INPUT FOR THIS TASK ->
────────────────────

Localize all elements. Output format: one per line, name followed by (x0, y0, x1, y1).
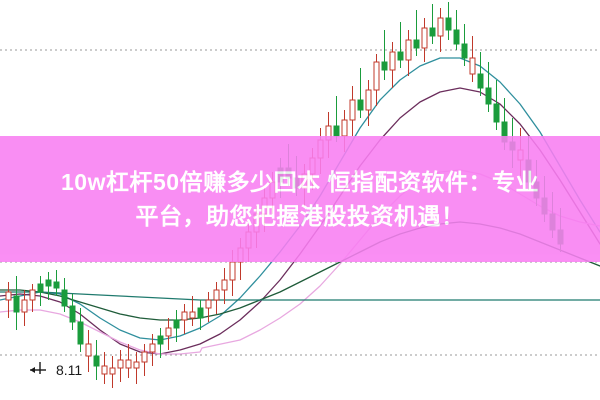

────────────────────

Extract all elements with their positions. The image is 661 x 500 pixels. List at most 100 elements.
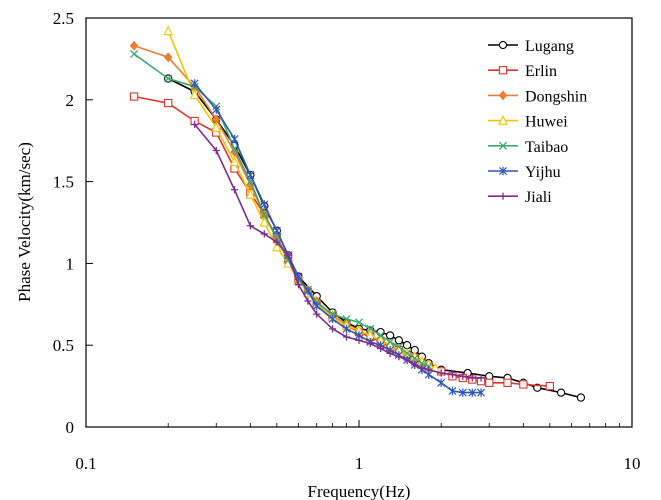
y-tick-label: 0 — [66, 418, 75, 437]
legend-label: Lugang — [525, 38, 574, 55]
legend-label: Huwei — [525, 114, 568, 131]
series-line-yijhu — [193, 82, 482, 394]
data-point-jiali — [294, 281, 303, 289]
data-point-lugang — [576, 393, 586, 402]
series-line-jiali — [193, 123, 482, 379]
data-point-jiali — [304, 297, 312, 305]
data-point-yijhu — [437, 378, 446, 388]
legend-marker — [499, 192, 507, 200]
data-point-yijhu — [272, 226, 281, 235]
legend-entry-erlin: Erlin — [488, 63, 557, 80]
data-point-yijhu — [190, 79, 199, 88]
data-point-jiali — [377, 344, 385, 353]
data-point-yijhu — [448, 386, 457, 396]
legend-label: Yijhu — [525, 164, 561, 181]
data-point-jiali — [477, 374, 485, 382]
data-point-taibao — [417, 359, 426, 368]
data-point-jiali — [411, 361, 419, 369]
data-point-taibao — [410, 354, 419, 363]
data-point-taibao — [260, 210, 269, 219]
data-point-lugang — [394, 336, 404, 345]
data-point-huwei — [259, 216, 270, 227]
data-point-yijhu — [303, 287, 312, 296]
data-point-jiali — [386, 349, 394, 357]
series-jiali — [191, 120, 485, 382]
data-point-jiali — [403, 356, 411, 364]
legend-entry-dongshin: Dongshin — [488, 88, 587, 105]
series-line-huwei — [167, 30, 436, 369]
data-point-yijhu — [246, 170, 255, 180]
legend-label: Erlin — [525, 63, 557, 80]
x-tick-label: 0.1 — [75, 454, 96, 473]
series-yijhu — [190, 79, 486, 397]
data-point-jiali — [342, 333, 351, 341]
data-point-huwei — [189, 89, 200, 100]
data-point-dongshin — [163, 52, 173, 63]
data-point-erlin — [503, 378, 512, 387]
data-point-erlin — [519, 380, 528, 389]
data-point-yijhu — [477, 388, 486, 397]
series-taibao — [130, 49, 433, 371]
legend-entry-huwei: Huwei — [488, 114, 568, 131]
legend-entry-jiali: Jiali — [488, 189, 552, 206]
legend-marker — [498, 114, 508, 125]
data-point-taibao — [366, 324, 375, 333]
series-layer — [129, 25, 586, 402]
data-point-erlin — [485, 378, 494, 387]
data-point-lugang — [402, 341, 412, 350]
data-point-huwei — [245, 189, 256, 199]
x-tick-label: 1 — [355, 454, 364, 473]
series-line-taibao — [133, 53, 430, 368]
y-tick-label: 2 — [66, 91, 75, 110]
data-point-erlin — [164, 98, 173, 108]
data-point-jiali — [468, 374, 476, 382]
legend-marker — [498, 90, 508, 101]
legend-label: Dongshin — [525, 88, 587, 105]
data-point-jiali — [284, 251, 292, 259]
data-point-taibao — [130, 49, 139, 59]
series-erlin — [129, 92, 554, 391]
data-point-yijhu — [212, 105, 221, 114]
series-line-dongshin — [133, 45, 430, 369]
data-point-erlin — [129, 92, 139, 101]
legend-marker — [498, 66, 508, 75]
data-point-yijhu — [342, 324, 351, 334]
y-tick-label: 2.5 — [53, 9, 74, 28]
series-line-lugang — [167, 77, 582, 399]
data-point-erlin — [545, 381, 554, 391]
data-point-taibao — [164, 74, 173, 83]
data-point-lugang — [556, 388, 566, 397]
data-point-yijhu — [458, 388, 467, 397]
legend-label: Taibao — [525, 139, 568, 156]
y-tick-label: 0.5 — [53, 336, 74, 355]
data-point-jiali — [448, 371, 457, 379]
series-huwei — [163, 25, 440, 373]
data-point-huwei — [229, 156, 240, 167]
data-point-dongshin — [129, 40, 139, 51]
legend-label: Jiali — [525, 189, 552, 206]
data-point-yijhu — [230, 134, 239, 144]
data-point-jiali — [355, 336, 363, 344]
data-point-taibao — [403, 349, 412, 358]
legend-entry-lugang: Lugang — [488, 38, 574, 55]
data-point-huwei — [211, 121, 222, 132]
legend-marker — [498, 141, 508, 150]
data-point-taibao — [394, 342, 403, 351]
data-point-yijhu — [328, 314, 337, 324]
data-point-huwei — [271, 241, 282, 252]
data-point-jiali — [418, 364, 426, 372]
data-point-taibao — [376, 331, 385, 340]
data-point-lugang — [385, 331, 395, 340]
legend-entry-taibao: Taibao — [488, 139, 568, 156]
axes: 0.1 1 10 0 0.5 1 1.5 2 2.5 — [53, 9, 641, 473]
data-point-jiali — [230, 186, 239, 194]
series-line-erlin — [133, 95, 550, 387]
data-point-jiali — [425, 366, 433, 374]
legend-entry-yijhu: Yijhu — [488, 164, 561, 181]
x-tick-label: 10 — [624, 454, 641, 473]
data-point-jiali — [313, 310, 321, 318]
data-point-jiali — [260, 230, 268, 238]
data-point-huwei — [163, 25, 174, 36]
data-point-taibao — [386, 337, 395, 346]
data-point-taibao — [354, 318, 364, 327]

────────────────────

WORK TO COMPLETE ->
Reproduce, unchanged, the part of the rows above that opens with the line containing "Extract all elements" and closes with the line containing "data-point-jiali — [284, 251, 292, 259]", including both of those lines. Leave the pictures out.

EXPECTED ANSWER ->
Extract all elements with their positions. The image is 661 x 500 pixels. List at most 100 elements.
y-tick-label: 0 — [66, 418, 75, 437]
legend-label: Lugang — [525, 38, 574, 55]
legend-label: Huwei — [525, 114, 568, 131]
series-line-yijhu — [193, 82, 482, 394]
data-point-jiali — [294, 281, 303, 289]
data-point-lugang — [576, 393, 586, 402]
series-line-jiali — [193, 123, 482, 379]
data-point-jiali — [304, 297, 312, 305]
data-point-yijhu — [437, 378, 446, 388]
legend-marker — [499, 192, 507, 200]
data-point-yijhu — [272, 226, 281, 235]
legend-entry-erlin: Erlin — [488, 63, 557, 80]
data-point-yijhu — [190, 79, 199, 88]
data-point-jiali — [377, 344, 385, 353]
data-point-yijhu — [448, 386, 457, 396]
legend-label: Yijhu — [525, 164, 561, 181]
data-point-jiali — [477, 374, 485, 382]
data-point-taibao — [417, 359, 426, 368]
data-point-jiali — [411, 361, 419, 369]
data-point-taibao — [410, 354, 419, 363]
data-point-taibao — [260, 210, 269, 219]
data-point-lugang — [394, 336, 404, 345]
data-point-huwei — [259, 216, 270, 227]
data-point-yijhu — [303, 287, 312, 296]
data-point-jiali — [386, 349, 394, 357]
series-jiali — [191, 120, 485, 382]
data-point-jiali — [403, 356, 411, 364]
legend-entry-dongshin: Dongshin — [488, 88, 587, 105]
series-line-huwei — [167, 30, 436, 369]
data-point-yijhu — [246, 170, 255, 180]
legend-label: Erlin — [525, 63, 557, 80]
x-tick-label: 0.1 — [75, 454, 96, 473]
series-yijhu — [190, 79, 486, 397]
data-point-jiali — [342, 333, 351, 341]
data-point-huwei — [189, 89, 200, 100]
data-point-dongshin — [163, 52, 173, 63]
data-point-erlin — [503, 378, 512, 387]
data-point-erlin — [519, 380, 528, 389]
data-point-yijhu — [477, 388, 486, 397]
series-taibao — [130, 49, 433, 371]
legend-entry-huwei: Huwei — [488, 114, 568, 131]
legend-entry-jiali: Jiali — [488, 189, 552, 206]
legend-marker — [498, 114, 508, 125]
data-point-taibao — [366, 324, 375, 333]
series-layer — [129, 25, 586, 402]
data-point-erlin — [485, 378, 494, 387]
data-point-lugang — [402, 341, 412, 350]
data-point-huwei — [245, 189, 256, 199]
x-tick-label: 1 — [355, 454, 364, 473]
series-line-taibao — [133, 53, 430, 368]
y-tick-label: 2 — [66, 91, 75, 110]
data-point-erlin — [164, 98, 173, 108]
data-point-jiali — [468, 374, 476, 382]
legend-marker — [498, 90, 508, 101]
legend-label: Dongshin — [525, 88, 587, 105]
data-point-jiali — [284, 251, 292, 259]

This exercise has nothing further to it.